**What the exercise asks:** Tell me how many lines hold "object", please, using only the number.

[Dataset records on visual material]
## start
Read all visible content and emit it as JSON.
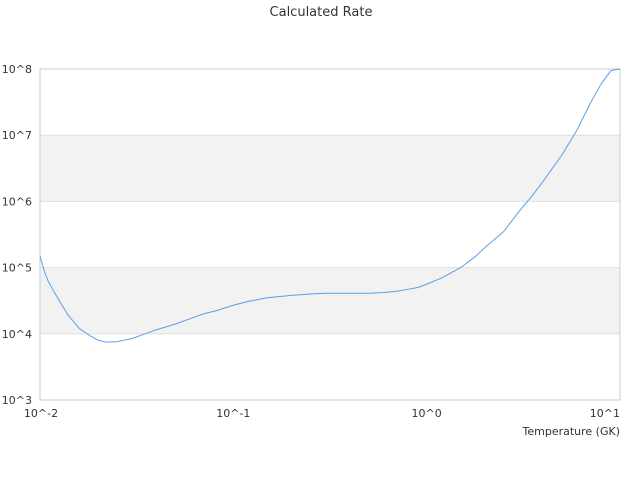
{
  "chart_data": {
    "type": "line",
    "title": "Calculated Rate",
    "xlabel": "Temperature (GK)",
    "ylabel": "",
    "x_scale": "log",
    "y_scale": "log",
    "xlim": [
      0.01,
      10
    ],
    "ylim": [
      1000,
      100000000
    ],
    "x_ticks": [
      "10^-2",
      "10^-1",
      "10^0",
      "10^1"
    ],
    "y_ticks": [
      "10^3",
      "10^4",
      "10^5",
      "10^6",
      "10^7",
      "10^8"
    ],
    "grid": true,
    "legend": "none",
    "series": [
      {
        "color": "#5a9fe6",
        "x": [
          0.01,
          0.0105,
          0.011,
          0.012,
          0.013,
          0.014,
          0.015,
          0.016,
          0.018,
          0.02,
          0.022,
          0.025,
          0.03,
          0.035,
          0.04,
          0.05,
          0.06,
          0.07,
          0.08,
          0.1,
          0.12,
          0.15,
          0.2,
          0.25,
          0.3,
          0.4,
          0.5,
          0.6,
          0.7,
          0.8,
          0.9,
          1.0,
          1.2,
          1.5,
          1.8,
          2.0,
          2.5,
          3.0,
          3.5,
          4.0,
          5.0,
          6.0,
          7.0,
          8.0,
          9.0,
          10.0
        ],
        "y": [
          150000,
          90000,
          63000,
          40000,
          27000,
          19000,
          15000,
          12000,
          9500,
          8000,
          7500,
          7600,
          8500,
          10000,
          11500,
          14000,
          17000,
          20000,
          22000,
          27000,
          31000,
          35000,
          38000,
          40000,
          41000,
          41000,
          41000,
          42000,
          44000,
          47000,
          50000,
          56000,
          70000,
          100000,
          150000,
          200000,
          350000,
          700000,
          1200000,
          2000000,
          5000000,
          12000000,
          30000000,
          60000000,
          95000000,
          100000000
        ]
      }
    ]
  }
}
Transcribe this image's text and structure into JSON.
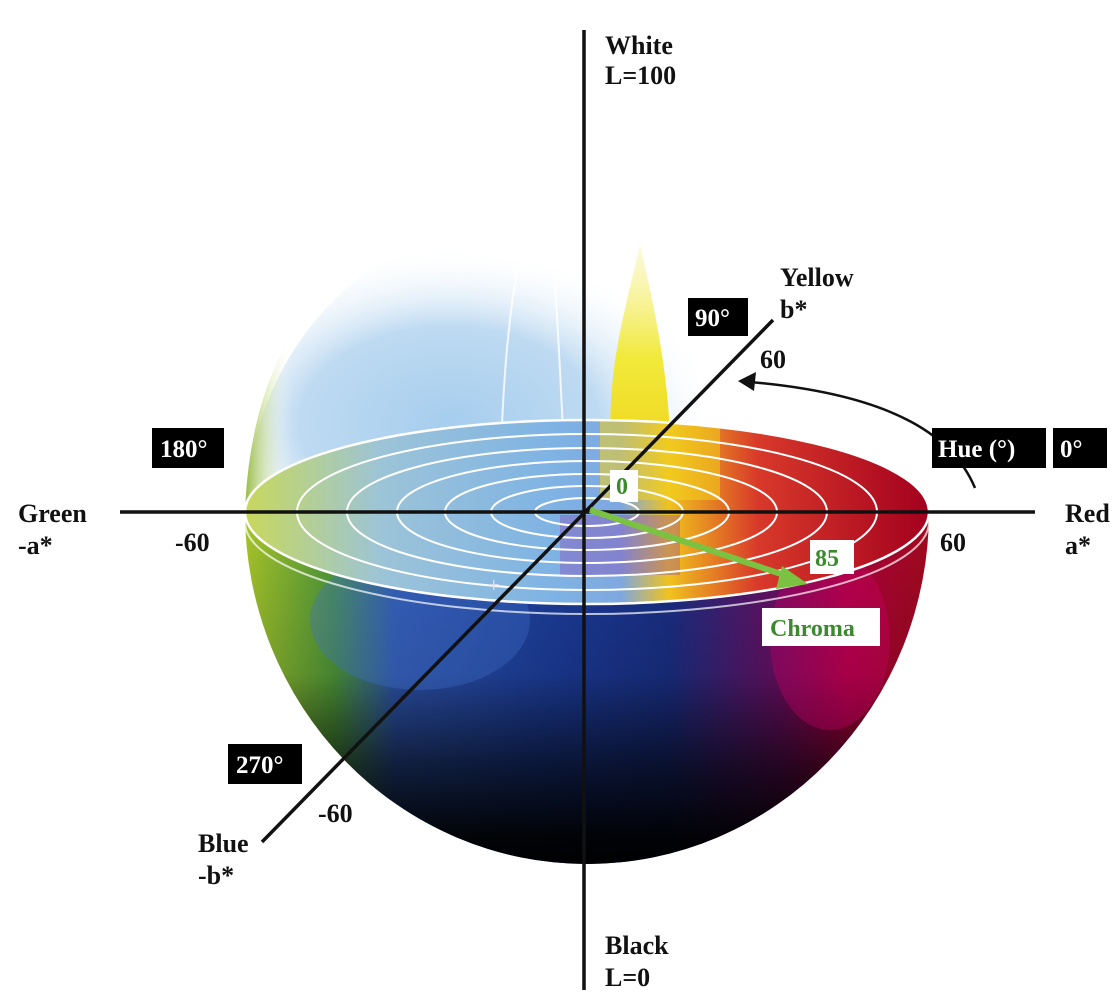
{
  "labels": {
    "white": "White",
    "white_l": "L=100",
    "black": "Black",
    "black_l": "L=0",
    "yellow": "Yellow",
    "yellow_axis": "b*",
    "blue": "Blue",
    "blue_axis": "-b*",
    "green": "Green",
    "green_axis": "-a*",
    "red": "Red",
    "red_axis": "a*",
    "tick_b_pos": "60",
    "tick_b_neg": "-60",
    "tick_a_pos": "60",
    "tick_a_neg": "-60",
    "origin": "0",
    "chroma_value": "85",
    "chroma": "Chroma"
  },
  "hue_boxes": {
    "h0": "0°",
    "h90": "90°",
    "h180": "180°",
    "h270": "270°",
    "hue": "Hue (°)"
  },
  "colors": {
    "axis": "#111111",
    "chroma_arrow": "#7cc242",
    "chroma_text": "#3c8a2e",
    "box_fill": "#000000",
    "red": "#b3001b",
    "yellow": "#f2e51a",
    "green": "#8fbf2a",
    "blue": "#1f3f9a",
    "black": "#050505",
    "white": "#ffffff"
  }
}
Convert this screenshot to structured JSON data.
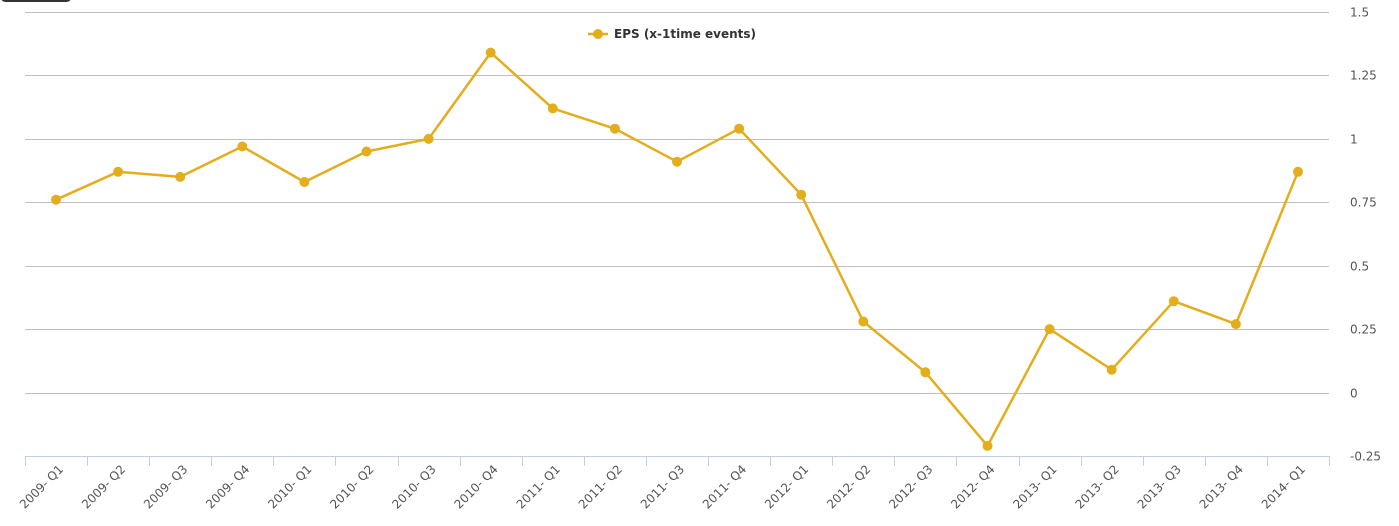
{
  "chart_data": {
    "type": "line",
    "title": "",
    "xlabel": "",
    "ylabel": "",
    "categories": [
      "2009- Q1",
      "2009- Q2",
      "2009- Q3",
      "2009- Q4",
      "2010- Q1",
      "2010- Q2",
      "2010- Q3",
      "2010- Q4",
      "2011- Q1",
      "2011- Q2",
      "2011- Q3",
      "2011- Q4",
      "2012- Q1",
      "2012- Q2",
      "2012- Q3",
      "2012- Q4",
      "2013- Q1",
      "2013- Q2",
      "2013- Q3",
      "2013- Q4",
      "2014- Q1"
    ],
    "series": [
      {
        "name": "EPS (x-1time events)",
        "color": "#e3ad1c",
        "values": [
          0.76,
          0.87,
          0.85,
          0.97,
          0.83,
          0.95,
          1.0,
          1.34,
          1.12,
          1.04,
          0.91,
          1.04,
          0.78,
          0.28,
          0.08,
          -0.21,
          0.25,
          0.09,
          0.36,
          0.27,
          0.87
        ]
      }
    ],
    "y_ticks": [
      "1.5",
      "1.25",
      "1",
      "0.75",
      "0.5",
      "0.25",
      "0",
      "-0.25"
    ],
    "ylim": [
      -0.25,
      1.5
    ],
    "y_axis_side": "right",
    "grid": true,
    "legend_position": "top-center"
  }
}
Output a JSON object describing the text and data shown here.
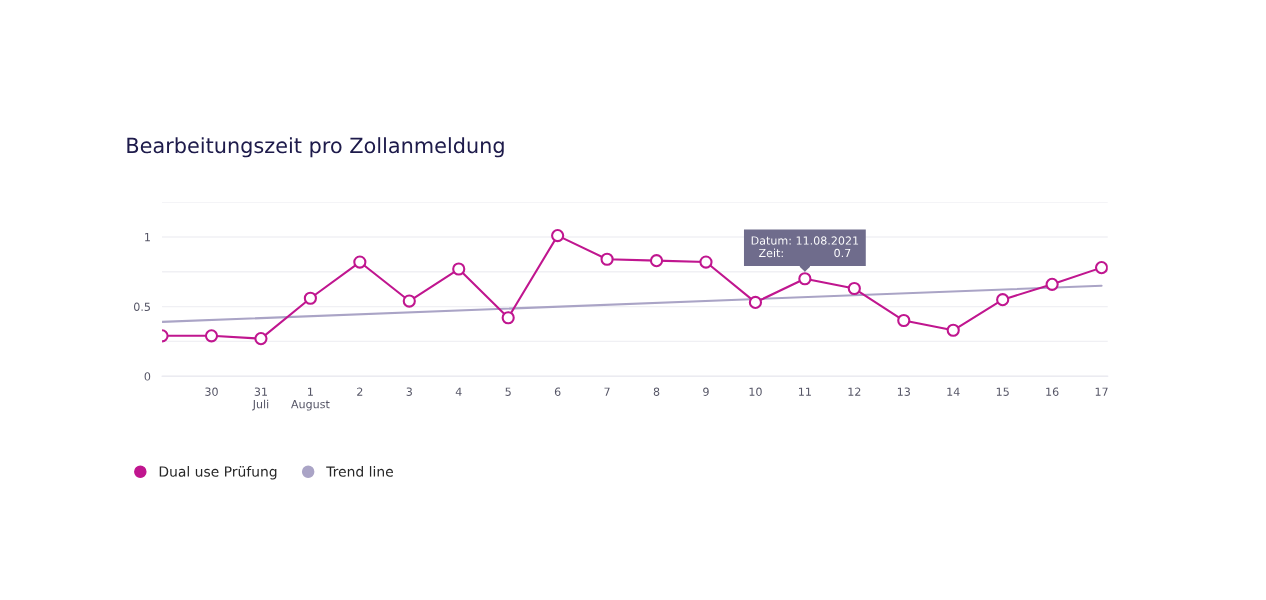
{
  "chart_data": {
    "type": "line",
    "title": "Bearbeitungszeit pro Zollanmeldung",
    "xlim": [
      "2021-07-29",
      "2021-08-17T03:00"
    ],
    "xticks": [
      {
        "value": "2021-07-30",
        "label": "30"
      },
      {
        "value": "2021-07-31",
        "label": "31\nJuli"
      },
      {
        "value": "2021-08-01",
        "label": "1\nAugust"
      },
      {
        "value": "2021-08-02",
        "label": "2"
      },
      {
        "value": "2021-08-03",
        "label": "3"
      },
      {
        "value": "2021-08-04",
        "label": "4"
      },
      {
        "value": "2021-08-05",
        "label": "5"
      },
      {
        "value": "2021-08-06",
        "label": "6"
      },
      {
        "value": "2021-08-07",
        "label": "7"
      },
      {
        "value": "2021-08-08",
        "label": "8"
      },
      {
        "value": "2021-08-09",
        "label": "9"
      },
      {
        "value": "2021-08-10",
        "label": "10"
      },
      {
        "value": "2021-08-11",
        "label": "11"
      },
      {
        "value": "2021-08-12",
        "label": "12"
      },
      {
        "value": "2021-08-13",
        "label": "13"
      },
      {
        "value": "2021-08-14",
        "label": "14"
      },
      {
        "value": "2021-08-15",
        "label": "15"
      },
      {
        "value": "2021-08-16",
        "label": "16"
      },
      {
        "value": "2021-08-17",
        "label": "17"
      }
    ],
    "ylim": [
      0,
      1.25
    ],
    "yticks": [
      0,
      {
        "value": 0.25,
        "label": null
      },
      0.5,
      {
        "value": 0.75,
        "label": null
      },
      1,
      {
        "value": 1.25,
        "label": null
      }
    ],
    "grid": "y",
    "legend": "bottom left",
    "series": [
      {
        "name": "Dual use Prüfung",
        "color": "#c0168f",
        "marker": "circle",
        "x": [
          "2021-07-29",
          "2021-07-30",
          "2021-07-31",
          "2021-08-01",
          "2021-08-02",
          "2021-08-03",
          "2021-08-04",
          "2021-08-05",
          "2021-08-06",
          "2021-08-07",
          "2021-08-08",
          "2021-08-09",
          "2021-08-10",
          "2021-08-11",
          "2021-08-12",
          "2021-08-13",
          "2021-08-14",
          "2021-08-15",
          "2021-08-16",
          "2021-08-17"
        ],
        "values": [
          0.29,
          0.29,
          0.27,
          0.56,
          0.82,
          0.54,
          0.77,
          0.42,
          1.01,
          0.84,
          0.83,
          0.82,
          0.53,
          0.7,
          0.63,
          0.4,
          0.33,
          0.55,
          0.66,
          0.78
        ]
      },
      {
        "name": "Trend line",
        "color": "#aaa4c6",
        "marker": "none",
        "x": [
          "2021-07-29",
          "2021-08-17"
        ],
        "values": [
          0.39,
          0.65
        ]
      }
    ],
    "annotations": [
      {
        "text": "Datum: 11.08.2021\nZeit:              0.7",
        "x": "2021-08-11",
        "y": 0.7
      }
    ]
  }
}
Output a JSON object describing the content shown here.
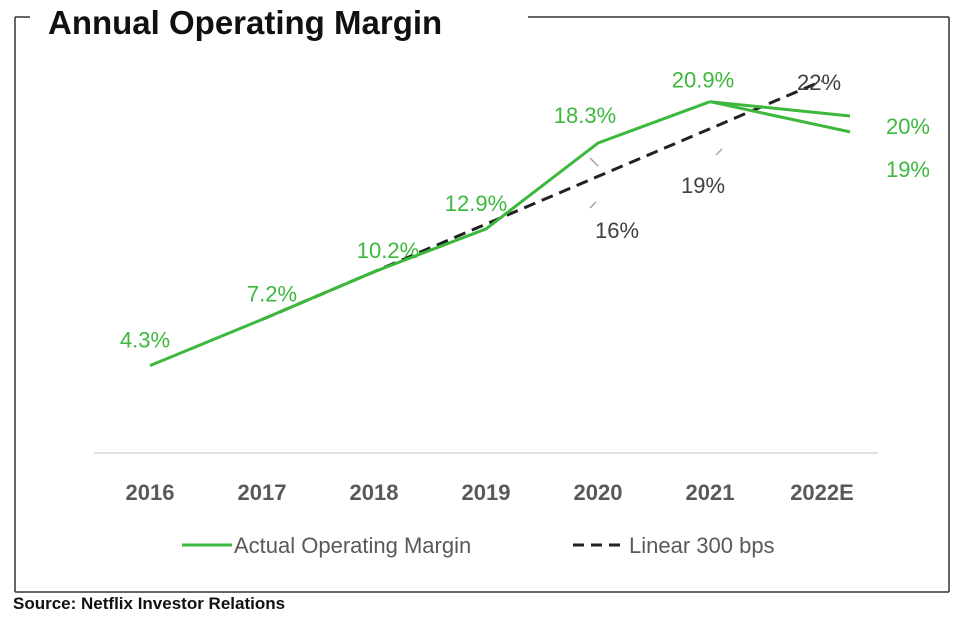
{
  "chart_data": {
    "type": "line",
    "title": "Annual Operating Margin",
    "categories": [
      "2016",
      "2017",
      "2018",
      "2019",
      "2020",
      "2021",
      "2022E"
    ],
    "ylim": [
      0,
      25
    ],
    "grid": false,
    "legend_position": "bottom",
    "series": [
      {
        "name": "Actual Operating Margin",
        "color": "#3cb83c",
        "style": "solid",
        "points": [
          {
            "x": "2016",
            "y": 4.3,
            "label": "4.3%"
          },
          {
            "x": "2017",
            "y": 7.2,
            "label": "7.2%"
          },
          {
            "x": "2018",
            "y": 10.2,
            "label": "10.2%"
          },
          {
            "x": "2019",
            "y": 12.9,
            "label": "12.9%"
          },
          {
            "x": "2020",
            "y": 18.3,
            "label": "18.3%"
          },
          {
            "x": "2021",
            "y": 20.9,
            "label": "20.9%"
          }
        ],
        "outlook": [
          {
            "x": "2022E",
            "y": 20,
            "label": "20%"
          },
          {
            "x": "2022E",
            "y": 19,
            "label": "19%"
          }
        ]
      },
      {
        "name": "Linear 300 bps",
        "color": "#222222",
        "style": "dashed",
        "points": [
          {
            "x": "2017",
            "y": 7.2,
            "label": ""
          },
          {
            "x": "2018",
            "y": 10.2,
            "label": ""
          },
          {
            "x": "2019",
            "y": 13.2,
            "label": ""
          },
          {
            "x": "2020",
            "y": 16.2,
            "label": "16%"
          },
          {
            "x": "2021",
            "y": 19.2,
            "label": "19%"
          },
          {
            "x": "2022E",
            "y": 22.2,
            "label": "22%"
          }
        ]
      }
    ]
  },
  "source": "Source: Netflix Investor Relations"
}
## end
**Response to this exercise:** 2